▶ [WHAT THE TASK ASKS]:
Scan the data below and pick out the lines containing the word "社会科学版".

⟨

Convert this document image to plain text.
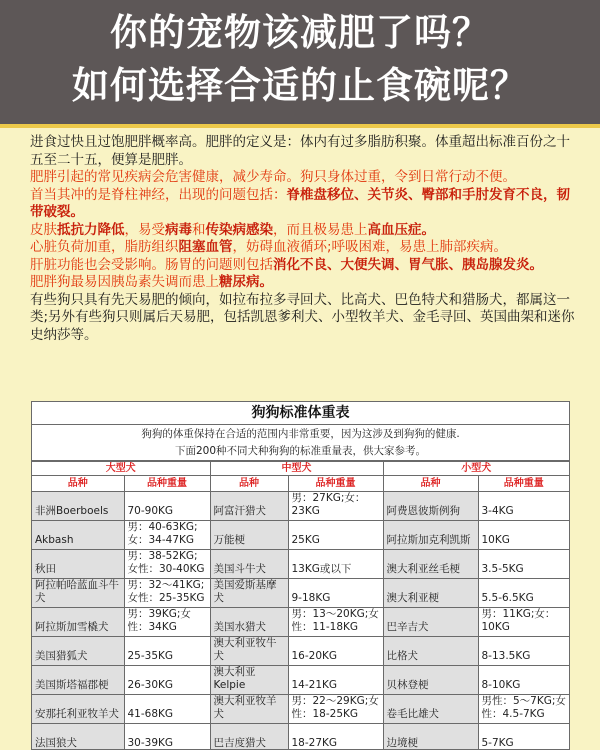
你的宠物该减肥了吗？
如何选择合适的止食碗呢？

进食过快且过饱肥胖概率高。肥胖的定义是：体内有过多脂肪积聚。体重超出标准百份之十五至二十五，便算是肥胖。

肥胖引起的常见疾病会危害健康，减少寿命。狗只身体过重，令到日常行动不便。

首当其冲的是脊柱神经，出现的问题包括：脊椎盘移位、关节炎、臀部和手肘发育不良，韧带破裂。

皮肤抵抗力降低，易受病毒和传染病感染，而且极易患上高血压症。

心脏负荷加重，脂肪组织阻塞血管，妨碍血液循环;呼吸困难，易患上肺部疾病。

肝脏功能也会受影响。肠胃的问题则包括消化不良、大便失调、胃气胀、胰岛腺发炎。

肥胖狗最易因胰岛素失调而患上糖尿病。

有些狗只具有先天易肥的倾向，如拉布拉多寻回犬、比高犬、巴色特犬和猎肠犬，都属这一类;另外有些狗只则属后天易肥，包括凯恩爹利犬、小型牧羊犬、金毛寻回、英国曲架和迷你史纳莎等。

狗狗标准体重表
狗狗的体重保持在合适的范围内非常重要，因为这涉及到狗狗的健康.
下面200种不同犬种狗狗的标准重量表，供大家参考。
大型犬		中型犬		小型犬	
品种	品种重量	品种	品种重量	品种	品种重量
非洲Boerboels	70-90KG	阿富汗猎犬	男：27KG;女：23KG	阿费恩彼斯例狗	3-4KG
Akbash	男：40-63KG;女：34-47KG	万能梗	25KG	阿拉斯加克利凯斯	10KG
秋田	男：38-52KG;女性：30-40KG	美国斗牛犬	13KG或以下	澳大利亚丝毛梗	3.5-5KG
阿拉帕哈蓝血斗牛犬	男：32～41KG;女性：25-35KG	美国爱斯基摩犬	9-18KG	澳大利亚梗	5.5-6.5KG
阿拉斯加雪橇犬	男：39KG;女性：34KG	美国水猎犬	男：13～20KG;女性：11-18KG	巴辛吉犬	男：11KG;女：10KG
美国猎狐犬	25-35KG	澳大利亚牧牛犬	16-20KG	比格犬	8-13.5KG
美国斯塔福郡梗	26-30KG	澳大利亚Kelpie	14-21KG	贝林登梗	8-10KG
安那托利亚牧羊犬	41-68KG	澳大利亚牧羊犬	男：22～29KG;女性：18-25KG	卷毛比雄犬	男性：5～7KG;女性：4.5-7KG
法国狼犬	30-39KG	巴吉度猎犬	18-27KG	边境梗	5-7KG
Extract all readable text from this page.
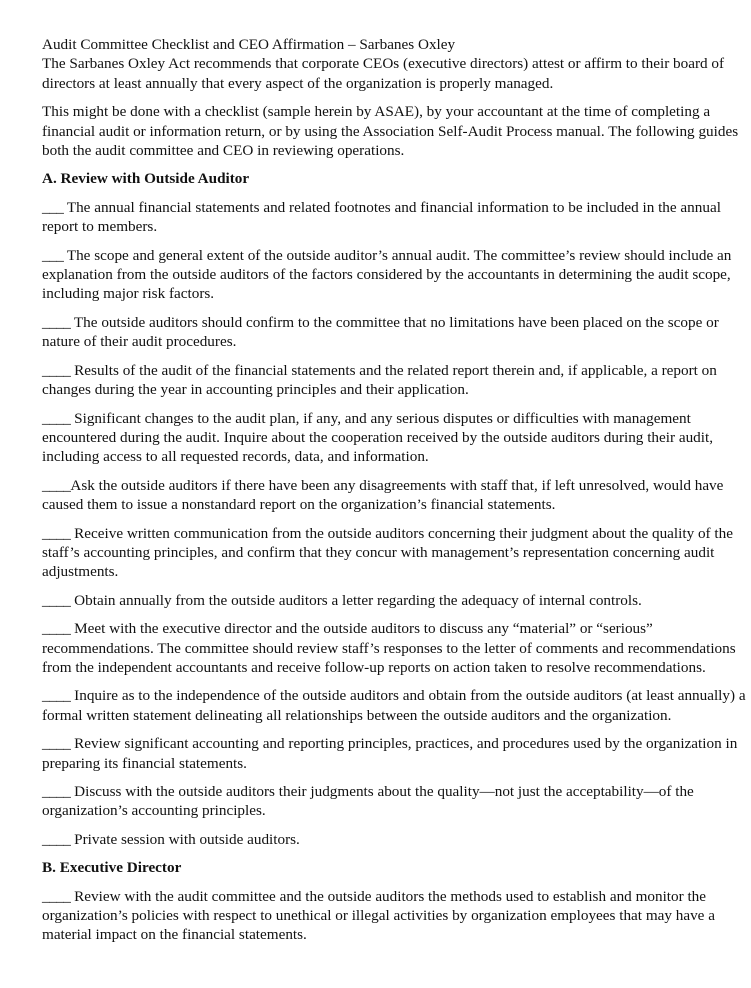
Audit Committee Checklist and CEO Affirmation – Sarbanes Oxley

The Sarbanes Oxley Act recommends that corporate CEOs (executive directors) attest or affirm to their board of directors at least annually that every aspect of the organization is properly managed.

This might be done with a checklist (sample herein by ASAE), by your accountant at the time of completing a financial audit or information return, or by using the Association Self-Audit Process manual. The following guides both the audit committee and CEO in reviewing operations.

A. Review with Outside Auditor

___ The annual financial statements and related footnotes and financial information to be included in the annual report to members.

___ The scope and general extent of the outside auditor’s annual audit. The committee’s review should include an explanation from the outside auditors of the factors considered by the accountants in determining the audit scope, including major risk factors.

____ The outside auditors should confirm to the committee that no limitations have been placed on the scope or nature of their audit procedures.

____ Results of the audit of the financial statements and the related report therein and, if applicable, a report on changes during the year in accounting principles and their application.

____ Significant changes to the audit plan, if any, and any serious disputes or difficulties with management encountered during the audit. Inquire about the cooperation received by the outside auditors during their audit, including access to all requested records, data, and information.

____Ask the outside auditors if there have been any disagreements with staff that, if left unresolved, would have caused them to issue a nonstandard report on the organization’s financial statements.

____ Receive written communication from the outside auditors concerning their judgment about the quality of the staff’s accounting principles, and confirm that they concur with management’s representation concerning audit adjustments.

____ Obtain annually from the outside auditors a letter regarding the adequacy of internal controls.

____ Meet with the executive director and the outside auditors to discuss any “material” or “serious” recommendations. The committee should review staff’s responses to the letter of comments and recommendations from the independent accountants and receive follow-up reports on action taken to resolve recommendations.

____ Inquire as to the independence of the outside auditors and obtain from the outside auditors (at least annually) a formal written statement delineating all relationships between the outside auditors and the organization.

____ Review significant accounting and reporting principles, practices, and procedures used by the organization in preparing its financial statements.

____ Discuss with the outside auditors their judgments about the quality—not just the acceptability—of the organization’s accounting principles.

____ Private session with outside auditors.

B. Executive Director

____ Review with the audit committee and the outside auditors the methods used to establish and monitor the organization’s policies with respect to unethical or illegal activities by organization employees that may have a material impact on the financial statements.
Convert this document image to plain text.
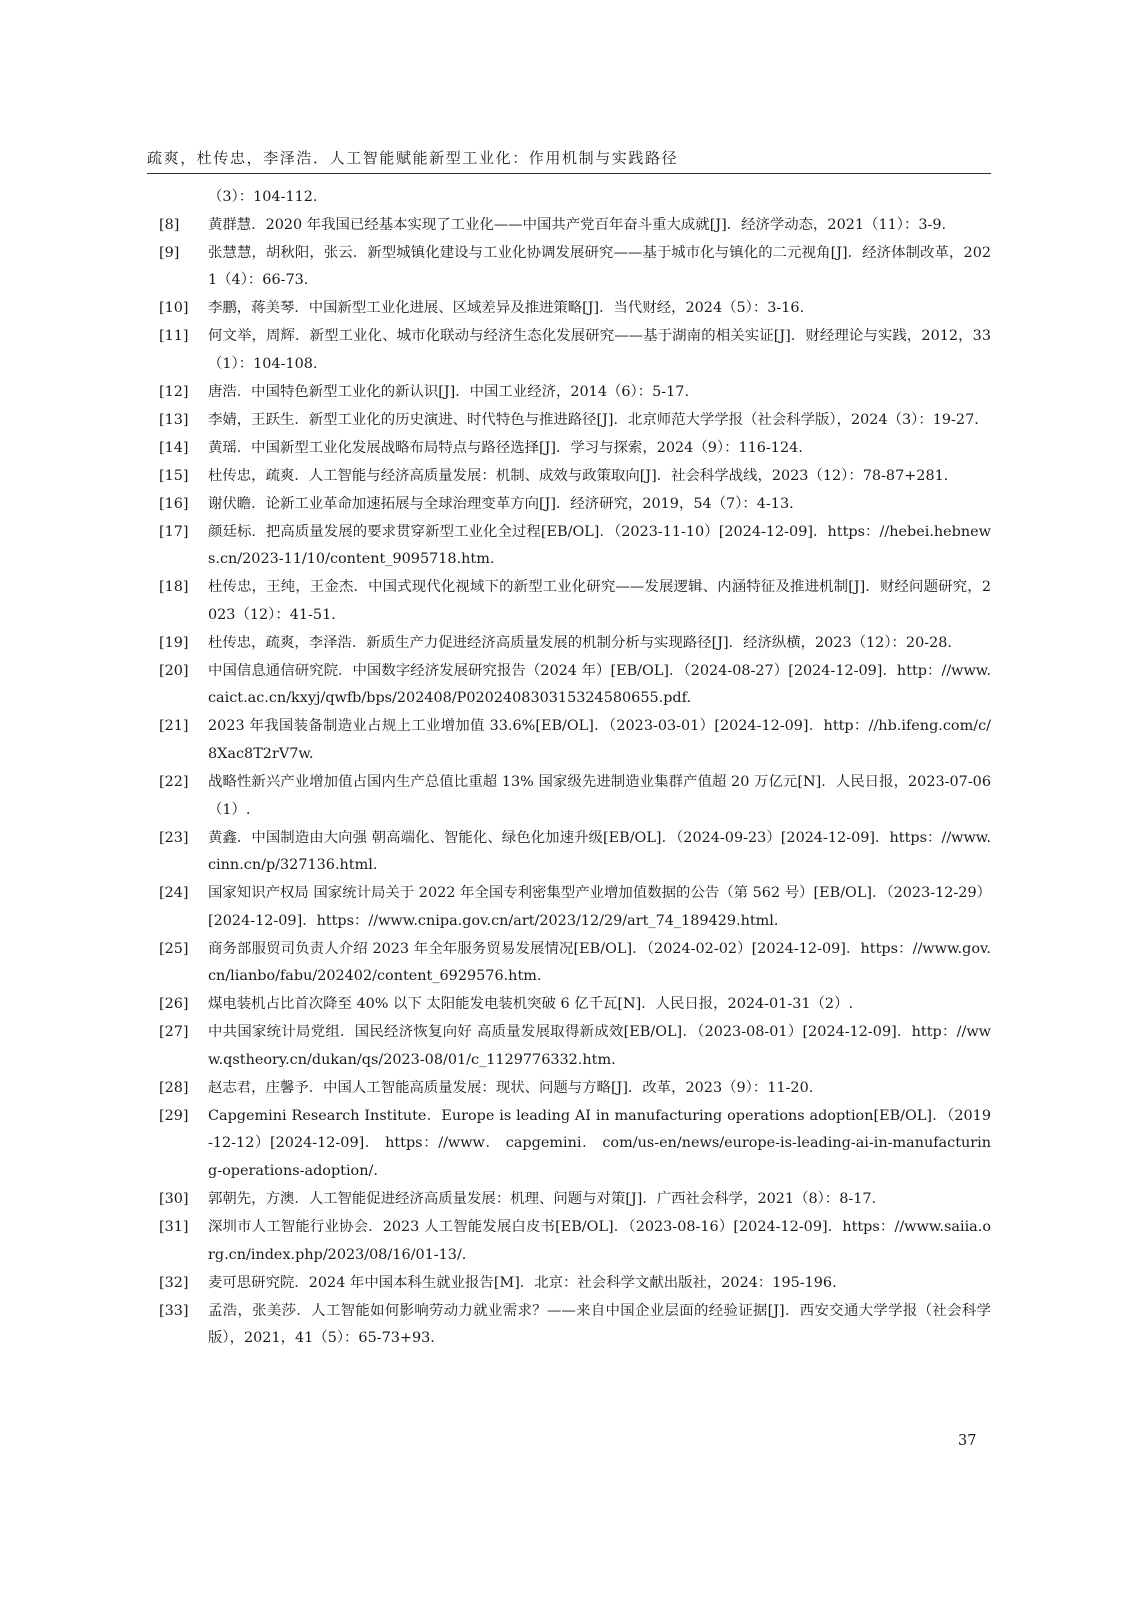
疏爽，杜传忠，李泽浩．人工智能赋能新型工业化：作用机制与实践路径
（3）：104-112.
[8] 黄群慧．2020 年我国已经基本实现了工业化——中国共产党百年奋斗重大成就[J]．经济学动态，2021（11）：3-9.
[9] 张慧慧，胡秋阳，张云．新型城镇化建设与工业化协调发展研究——基于城市化与镇化的二元视角[J]．经济体制改革，2021（4）：66-73.
[10] 李鹏，蒋美琴．中国新型工业化进展、区域差异及推进策略[J]．当代财经，2024（5）：3-16.
[11] 何文举，周辉．新型工业化、城市化联动与经济生态化发展研究——基于湖南的相关实证[J]．财经理论与实践，2012，33（1）：104-108.
[12] 唐浩．中国特色新型工业化的新认识[J]．中国工业经济，2014（6）：5-17.
[13] 李婧，王跃生．新型工业化的历史演进、时代特色与推进路径[J]．北京师范大学学报（社会科学版），2024（3）：19-27.
[14] 黄瑶．中国新型工业化发展战略布局特点与路径选择[J]．学习与探索，2024（9）：116-124.
[15] 杜传忠，疏爽．人工智能与经济高质量发展：机制、成效与政策取向[J]．社会科学战线，2023（12）：78-87+281.
[16] 谢伏瞻．论新工业革命加速拓展与全球治理变革方向[J]．经济研究，2019，54（7）：4-13.
[17] 颜廷标．把高质量发展的要求贯穿新型工业化全过程[EB/OL]．（2023-11-10）[2024-12-09]．https：//hebei.hebnews.cn/2023-11/10/content_9095718.htm.
[18] 杜传忠，王纯，王金杰．中国式现代化视域下的新型工业化研究——发展逻辑、内涵特征及推进机制[J]．财经问题研究，2023（12）：41-51.
[19] 杜传忠，疏爽，李泽浩．新质生产力促进经济高质量发展的机制分析与实现路径[J]．经济纵横，2023（12）：20-28.
[20] 中国信息通信研究院．中国数字经济发展研究报告（2024 年）[EB/OL]．（2024-08-27）[2024-12-09]．http：//www.caict.ac.cn/kxyj/qwfb/bps/202408/P020240830315324580655.pdf.
[21] 2023 年我国装备制造业占规上工业增加值 33.6%[EB/OL]．（2023-03-01）[2024-12-09]．http：//hb.ifeng.com/c/8Xac8T2rV7w.
[22] 战略性新兴产业增加值占国内生产总值比重超 13% 国家级先进制造业集群产值超 20 万亿元[N]．人民日报，2023-07-06（1）.
[23] 黄鑫．中国制造由大向强 朝高端化、智能化、绿色化加速升级[EB/OL]．（2024-09-23）[2024-12-09]．https：//www.cinn.cn/p/327136.html.
[24] 国家知识产权局 国家统计局关于 2022 年全国专利密集型产业增加值数据的公告（第 562 号）[EB/OL]．（2023-12-29）[2024-12-09]．https：//www.cnipa.gov.cn/art/2023/12/29/art_74_189429.html.
[25] 商务部服贸司负责人介绍 2023 年全年服务贸易发展情况[EB/OL]．（2024-02-02）[2024-12-09]．https：//www.gov.cn/lianbo/fabu/202402/content_6929576.htm.
[26] 煤电装机占比首次降至 40% 以下 太阳能发电装机突破 6 亿千瓦[N]．人民日报，2024-01-31（2）.
[27] 中共国家统计局党组．国民经济恢复向好 高质量发展取得新成效[EB/OL]．（2023-08-01）[2024-12-09]．http：//www.qstheory.cn/dukan/qs/2023-08/01/c_1129776332.htm.
[28] 赵志君，庄馨予．中国人工智能高质量发展：现状、问题与方略[J]．改革，2023（9）：11-20.
[29] Capgemini Research Institute．Europe is leading AI in manufacturing operations adoption[EB/OL]．（2019-12-12）[2024-12-09]． https：//www． capgemini． com/us-en/news/europe-is-leading-ai-in-manufacturing-operations-adoption/.
[30] 郭朝先，方澳．人工智能促进经济高质量发展：机理、问题与对策[J]．广西社会科学，2021（8）：8-17.
[31] 深圳市人工智能行业协会．2023 人工智能发展白皮书[EB/OL]．（2023-08-16）[2024-12-09]．https：//www.saiia.org.cn/index.php/2023/08/16/01-13/.
[32] 麦可思研究院．2024 年中国本科生就业报告[M]．北京：社会科学文献出版社，2024：195-196.
[33] 孟浩，张美莎．人工智能如何影响劳动力就业需求？——来自中国企业层面的经验证据[J]．西安交通大学学报（社会科学版），2021，41（5）：65-73+93.
37
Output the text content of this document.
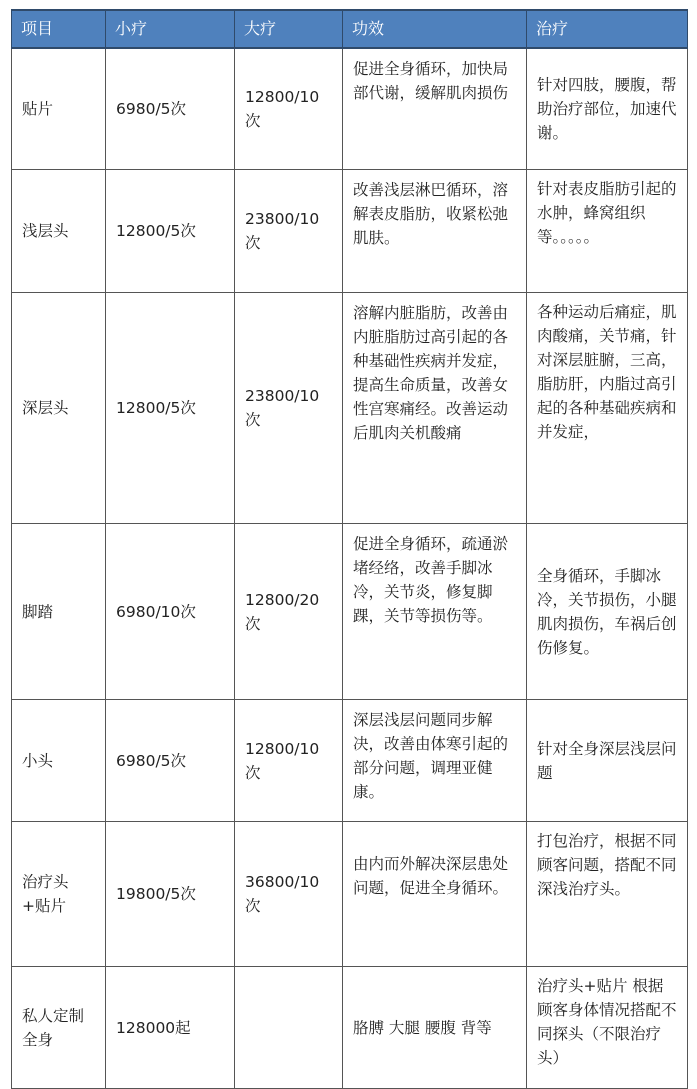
项目	小疗	大疗	功效	治疗
贴片	6980/5次	12800/10次	促进全身循环，加快局部代谢，缓解肌肉损伤	针对四肢，腰腹，帮助治疗部位，加速代谢。
浅层头	12800/5次	23800/10次	改善浅层淋巴循环，溶解表皮脂肪，收紧松弛肌肤。	针对表皮脂肪引起的水肿，蜂窝组织等。。。。。
深层头	12800/5次	23800/10次	溶解内脏脂肪，改善由内脏脂肪过高引起的各种基础性疾病并发症，提高生命质量，改善女性宫寒痛经。改善运动后肌肉关机酸痛	各种运动后痛症，肌肉酸痛，关节痛，针对深层脏腑，三高，脂肪肝，内脂过高引起的各种基础疾病和并发症，
脚踏	6980/10次	12800/20次	促进全身循环，疏通淤堵经络，改善手脚冰冷，关节炎，修复脚踝，关节等损伤等。	全身循环，手脚冰冷，关节损伤，小腿肌肉损伤，车祸后创伤修复。
小头	6980/5次	12800/10次	深层浅层问题同步解决，改善由体寒引起的部分问题，调理亚健康。	针对全身深层浅层问题
治疗头+贴片	19800/5次	36800/10次	由内而外解决深层患处问题，促进全身循环。	打包治疗，根据不同顾客问题，搭配不同深浅治疗头。
私人定制全身	128000起		胳膊 大腿 腰腹 背等	治疗头+贴片 根据顾客身体情况搭配不同探头（不限治疗头）
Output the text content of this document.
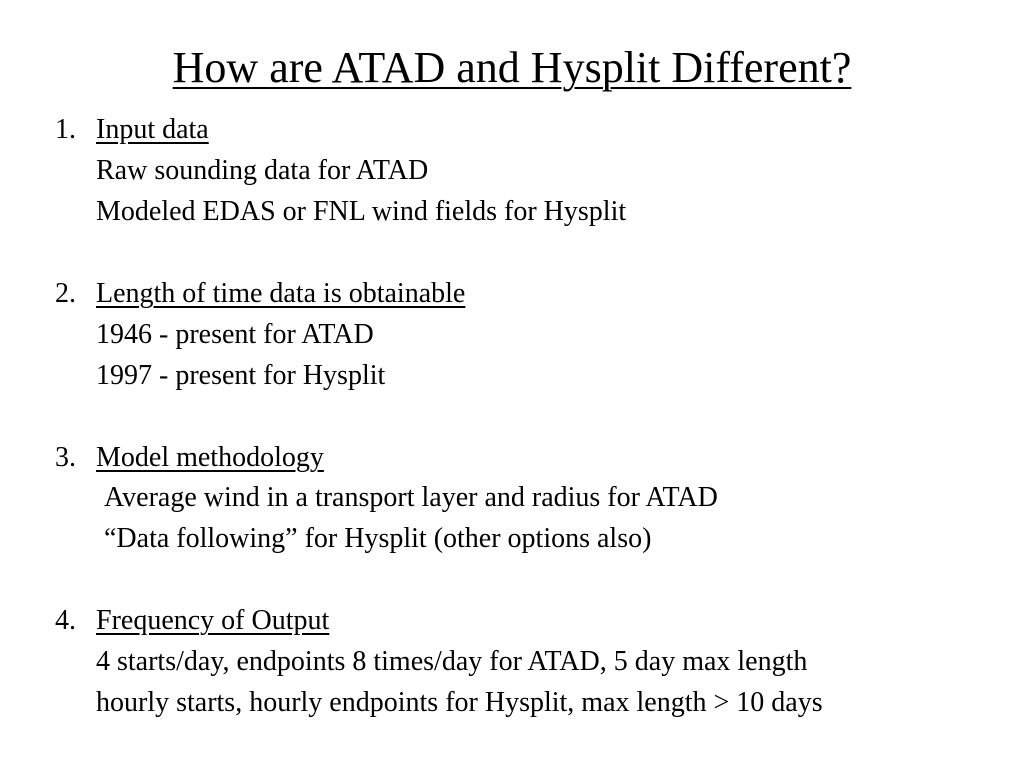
How are ATAD and Hysplit Different?
1. Input data
Raw sounding data for ATAD
Modeled EDAS or FNL wind fields for Hysplit
2. Length of time data is obtainable
1946 - present for ATAD
1997 - present for Hysplit
3. Model methodology
Average wind in a transport layer and radius for ATAD
“Data following” for Hysplit (other options also)
4. Frequency of Output
4 starts/day, endpoints 8 times/day for ATAD, 5 day max length
hourly starts, hourly endpoints for Hysplit, max length > 10 days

⟩

▶ [RESPONSE TO THE EXERCISE]:
[13] 李婧，王跃生．新型工业化的历史演进、时代特色与推进路径[J]．北京师范大学学报（社会科学版），2024（3）：19-27.
[33] 孟浩，张美莎．人工智能如何影响劳动力就业需求？——来自中国企业层面的经验证据[J]．西安交通大学学报（社会科学版），2021，41（5）：65-73+93.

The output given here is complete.